## DO THIS
Please copy every line of the material below without changing anything.

## DATA SECTION
'''

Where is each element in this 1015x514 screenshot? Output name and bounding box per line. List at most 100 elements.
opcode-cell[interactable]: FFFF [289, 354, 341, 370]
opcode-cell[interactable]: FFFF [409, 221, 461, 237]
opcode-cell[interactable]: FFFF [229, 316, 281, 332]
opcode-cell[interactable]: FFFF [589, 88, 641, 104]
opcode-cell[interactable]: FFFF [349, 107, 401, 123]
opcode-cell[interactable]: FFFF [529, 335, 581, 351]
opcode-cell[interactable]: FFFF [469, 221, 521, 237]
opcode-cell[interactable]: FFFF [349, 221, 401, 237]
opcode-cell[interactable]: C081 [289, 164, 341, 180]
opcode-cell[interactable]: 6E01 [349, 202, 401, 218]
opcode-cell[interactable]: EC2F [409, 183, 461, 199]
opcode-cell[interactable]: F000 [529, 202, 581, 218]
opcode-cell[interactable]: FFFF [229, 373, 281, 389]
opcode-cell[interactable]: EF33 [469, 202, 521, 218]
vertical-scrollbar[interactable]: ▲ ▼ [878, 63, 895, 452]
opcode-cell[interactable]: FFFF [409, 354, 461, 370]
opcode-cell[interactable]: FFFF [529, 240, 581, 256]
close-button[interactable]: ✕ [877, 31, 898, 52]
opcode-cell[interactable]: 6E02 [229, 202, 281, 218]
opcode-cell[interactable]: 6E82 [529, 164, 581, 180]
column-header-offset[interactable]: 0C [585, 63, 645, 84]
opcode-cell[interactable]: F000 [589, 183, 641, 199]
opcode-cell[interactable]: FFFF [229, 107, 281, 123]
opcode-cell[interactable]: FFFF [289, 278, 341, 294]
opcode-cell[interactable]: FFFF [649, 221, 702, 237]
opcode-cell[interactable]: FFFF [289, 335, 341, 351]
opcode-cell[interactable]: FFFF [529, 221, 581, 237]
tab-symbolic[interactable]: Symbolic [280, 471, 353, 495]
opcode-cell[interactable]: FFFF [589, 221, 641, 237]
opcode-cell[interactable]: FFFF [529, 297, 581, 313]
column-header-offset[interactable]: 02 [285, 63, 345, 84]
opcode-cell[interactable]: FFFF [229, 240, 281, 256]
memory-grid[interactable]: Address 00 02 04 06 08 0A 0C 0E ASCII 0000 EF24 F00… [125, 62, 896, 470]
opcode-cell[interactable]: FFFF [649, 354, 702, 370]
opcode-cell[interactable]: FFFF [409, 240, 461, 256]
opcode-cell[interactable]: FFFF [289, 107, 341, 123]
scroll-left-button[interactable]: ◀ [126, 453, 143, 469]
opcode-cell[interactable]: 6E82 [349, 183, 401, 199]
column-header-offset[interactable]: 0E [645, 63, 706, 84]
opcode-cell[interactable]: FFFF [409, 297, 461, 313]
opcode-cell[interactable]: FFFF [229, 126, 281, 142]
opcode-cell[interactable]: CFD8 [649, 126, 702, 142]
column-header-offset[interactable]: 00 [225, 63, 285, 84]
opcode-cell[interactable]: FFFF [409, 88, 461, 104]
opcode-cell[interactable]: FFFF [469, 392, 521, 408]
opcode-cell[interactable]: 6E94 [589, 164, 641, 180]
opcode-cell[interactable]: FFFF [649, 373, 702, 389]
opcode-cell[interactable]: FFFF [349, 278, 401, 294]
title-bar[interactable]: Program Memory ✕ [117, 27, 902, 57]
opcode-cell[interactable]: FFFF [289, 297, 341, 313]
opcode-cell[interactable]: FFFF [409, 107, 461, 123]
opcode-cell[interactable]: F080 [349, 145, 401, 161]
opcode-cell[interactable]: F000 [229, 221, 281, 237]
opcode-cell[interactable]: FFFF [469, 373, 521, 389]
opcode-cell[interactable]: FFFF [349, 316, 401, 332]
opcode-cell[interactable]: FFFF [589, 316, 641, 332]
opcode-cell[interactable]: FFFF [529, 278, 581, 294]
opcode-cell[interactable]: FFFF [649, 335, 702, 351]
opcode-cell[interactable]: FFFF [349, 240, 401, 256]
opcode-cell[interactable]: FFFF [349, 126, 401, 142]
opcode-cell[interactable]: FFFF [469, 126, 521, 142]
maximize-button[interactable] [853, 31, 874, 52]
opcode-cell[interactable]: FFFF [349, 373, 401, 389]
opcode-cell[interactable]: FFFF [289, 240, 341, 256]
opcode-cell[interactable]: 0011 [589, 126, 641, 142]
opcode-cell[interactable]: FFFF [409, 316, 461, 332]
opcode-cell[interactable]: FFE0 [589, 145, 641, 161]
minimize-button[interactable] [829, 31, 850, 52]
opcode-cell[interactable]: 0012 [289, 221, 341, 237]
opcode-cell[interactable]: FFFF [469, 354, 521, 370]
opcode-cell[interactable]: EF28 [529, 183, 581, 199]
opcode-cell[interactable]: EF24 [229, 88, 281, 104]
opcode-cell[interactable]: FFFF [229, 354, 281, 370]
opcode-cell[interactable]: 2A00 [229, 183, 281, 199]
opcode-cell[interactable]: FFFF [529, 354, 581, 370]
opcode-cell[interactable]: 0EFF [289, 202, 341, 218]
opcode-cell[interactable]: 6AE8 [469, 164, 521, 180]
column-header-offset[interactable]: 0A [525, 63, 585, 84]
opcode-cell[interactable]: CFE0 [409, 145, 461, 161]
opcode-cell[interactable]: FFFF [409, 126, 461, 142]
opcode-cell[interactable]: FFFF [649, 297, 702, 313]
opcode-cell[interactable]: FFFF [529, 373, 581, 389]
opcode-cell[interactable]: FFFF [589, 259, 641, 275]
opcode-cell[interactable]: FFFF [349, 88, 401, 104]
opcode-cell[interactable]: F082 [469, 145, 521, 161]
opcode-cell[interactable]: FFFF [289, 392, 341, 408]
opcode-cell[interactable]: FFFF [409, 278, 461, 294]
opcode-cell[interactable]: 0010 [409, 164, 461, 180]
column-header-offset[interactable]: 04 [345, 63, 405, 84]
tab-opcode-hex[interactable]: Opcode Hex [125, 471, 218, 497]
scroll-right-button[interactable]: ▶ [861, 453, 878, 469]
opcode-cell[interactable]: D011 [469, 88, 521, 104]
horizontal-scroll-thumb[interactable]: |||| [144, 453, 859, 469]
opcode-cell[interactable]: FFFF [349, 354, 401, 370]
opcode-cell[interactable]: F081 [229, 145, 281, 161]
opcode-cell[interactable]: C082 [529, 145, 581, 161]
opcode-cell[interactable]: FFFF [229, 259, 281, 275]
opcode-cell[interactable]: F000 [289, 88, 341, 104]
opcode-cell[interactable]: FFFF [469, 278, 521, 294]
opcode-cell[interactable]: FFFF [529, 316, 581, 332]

'''

## RESULT OF THIS EXERCISE
Where is each element in this 1015x514 screenshot? Output name and bounding box per line. List at most 100 elements.
opcode-cell[interactable]: FFFF [289, 354, 341, 370]
opcode-cell[interactable]: FFFF [409, 221, 461, 237]
opcode-cell[interactable]: FFFF [229, 316, 281, 332]
opcode-cell[interactable]: FFFF [589, 88, 641, 104]
opcode-cell[interactable]: FFFF [349, 107, 401, 123]
opcode-cell[interactable]: FFFF [529, 335, 581, 351]
opcode-cell[interactable]: FFFF [469, 221, 521, 237]
opcode-cell[interactable]: FFFF [349, 221, 401, 237]
opcode-cell[interactable]: C081 [289, 164, 341, 180]
opcode-cell[interactable]: 6E01 [349, 202, 401, 218]
opcode-cell[interactable]: EC2F [409, 183, 461, 199]
opcode-cell[interactable]: F000 [529, 202, 581, 218]
opcode-cell[interactable]: FFFF [229, 373, 281, 389]
opcode-cell[interactable]: EF33 [469, 202, 521, 218]
vertical-scrollbar[interactable]: ▲ ▼ [878, 63, 895, 452]
opcode-cell[interactable]: FFFF [409, 354, 461, 370]
opcode-cell[interactable]: FFFF [529, 240, 581, 256]
close-button[interactable]: ✕ [877, 31, 898, 52]
opcode-cell[interactable]: 6E02 [229, 202, 281, 218]
opcode-cell[interactable]: 6E82 [529, 164, 581, 180]
column-header-offset[interactable]: 0C [585, 63, 645, 84]
opcode-cell[interactable]: F000 [589, 183, 641, 199]
opcode-cell[interactable]: FFFF [229, 107, 281, 123]
opcode-cell[interactable]: FFFF [289, 278, 341, 294]
opcode-cell[interactable]: FFFF [649, 221, 702, 237]
opcode-cell[interactable]: FFFF [289, 335, 341, 351]
opcode-cell[interactable]: FFFF [529, 221, 581, 237]
tab-symbolic[interactable]: Symbolic [280, 471, 353, 495]
opcode-cell[interactable]: FFFF [589, 221, 641, 237]
opcode-cell[interactable]: FFFF [529, 297, 581, 313]
column-header-offset[interactable]: 02 [285, 63, 345, 84]
opcode-cell[interactable]: FFFF [229, 240, 281, 256]
memory-grid[interactable]: Address 00 02 04 06 08 0A 0C 0E ASCII 0000 EF24 F00… [125, 62, 896, 470]
opcode-cell[interactable]: FFFF [649, 354, 702, 370]
opcode-cell[interactable]: FFFF [409, 240, 461, 256]
opcode-cell[interactable]: FFFF [289, 107, 341, 123]
scroll-left-button[interactable]: ◀ [126, 453, 143, 469]
opcode-cell[interactable]: 6E82 [349, 183, 401, 199]
column-header-offset[interactable]: 0E [645, 63, 706, 84]
opcode-cell[interactable]: FFFF [409, 297, 461, 313]
opcode-cell[interactable]: FFFF [229, 126, 281, 142]
opcode-cell[interactable]: CFD8 [649, 126, 702, 142]
column-header-offset[interactable]: 00 [225, 63, 285, 84]
opcode-cell[interactable]: FFFF [409, 88, 461, 104]
opcode-cell[interactable]: FFFF [469, 392, 521, 408]
opcode-cell[interactable]: 6E94 [589, 164, 641, 180]
opcode-cell[interactable]: FFFF [649, 373, 702, 389]
opcode-cell[interactable]: FFFF [349, 278, 401, 294]
title-bar[interactable]: Program Memory ✕ [117, 27, 902, 57]
opcode-cell[interactable]: FFFF [289, 297, 341, 313]
opcode-cell[interactable]: FFFF [409, 107, 461, 123]
opcode-cell[interactable]: F080 [349, 145, 401, 161]
opcode-cell[interactable]: F000 [229, 221, 281, 237]
opcode-cell[interactable]: FFFF [469, 373, 521, 389]
opcode-cell[interactable]: FFFF [349, 316, 401, 332]
opcode-cell[interactable]: FFFF [589, 316, 641, 332]
opcode-cell[interactable]: FFFF [529, 278, 581, 294]
opcode-cell[interactable]: FFFF [649, 335, 702, 351]
opcode-cell[interactable]: FFFF [349, 240, 401, 256]
opcode-cell[interactable]: FFFF [349, 126, 401, 142]
opcode-cell[interactable]: FFFF [469, 126, 521, 142]
maximize-button[interactable] [853, 31, 874, 52]
opcode-cell[interactable]: FFFF [349, 373, 401, 389]
opcode-cell[interactable]: FFFF [289, 240, 341, 256]
opcode-cell[interactable]: 0011 [589, 126, 641, 142]
opcode-cell[interactable]: FFFF [409, 316, 461, 332]
opcode-cell[interactable]: FFE0 [589, 145, 641, 161]
minimize-button[interactable] [829, 31, 850, 52]
opcode-cell[interactable]: 0012 [289, 221, 341, 237]
opcode-cell[interactable]: FFFF [469, 354, 521, 370]
opcode-cell[interactable]: EF28 [529, 183, 581, 199]
opcode-cell[interactable]: EF24 [229, 88, 281, 104]
opcode-cell[interactable]: FFFF [229, 354, 281, 370]
opcode-cell[interactable]: 2A00 [229, 183, 281, 199]
opcode-cell[interactable]: FFFF [529, 354, 581, 370]
opcode-cell[interactable]: 0EFF [289, 202, 341, 218]
opcode-cell[interactable]: 6AE8 [469, 164, 521, 180]
column-header-offset[interactable]: 0A [525, 63, 585, 84]
opcode-cell[interactable]: CFE0 [409, 145, 461, 161]
opcode-cell[interactable]: FFFF [409, 126, 461, 142]
opcode-cell[interactable]: FFFF [649, 297, 702, 313]
opcode-cell[interactable]: FFFF [529, 373, 581, 389]
opcode-cell[interactable]: FFFF [589, 259, 641, 275]
opcode-cell[interactable]: FFFF [349, 88, 401, 104]
opcode-cell[interactable]: F082 [469, 145, 521, 161]
opcode-cell[interactable]: FFFF [289, 392, 341, 408]
opcode-cell[interactable]: FFFF [409, 278, 461, 294]
opcode-cell[interactable]: 0010 [409, 164, 461, 180]
column-header-offset[interactable]: 04 [345, 63, 405, 84]
tab-opcode-hex[interactable]: Opcode Hex [125, 471, 218, 497]
scroll-right-button[interactable]: ▶ [861, 453, 878, 469]
opcode-cell[interactable]: D011 [469, 88, 521, 104]
horizontal-scroll-thumb[interactable]: |||| [144, 453, 859, 469]
opcode-cell[interactable]: FFFF [349, 354, 401, 370]
opcode-cell[interactable]: F081 [229, 145, 281, 161]
opcode-cell[interactable]: C082 [529, 145, 581, 161]
opcode-cell[interactable]: FFFF [229, 259, 281, 275]
opcode-cell[interactable]: F000 [289, 88, 341, 104]
opcode-cell[interactable]: FFFF [469, 278, 521, 294]
opcode-cell[interactable]: FFFF [529, 316, 581, 332]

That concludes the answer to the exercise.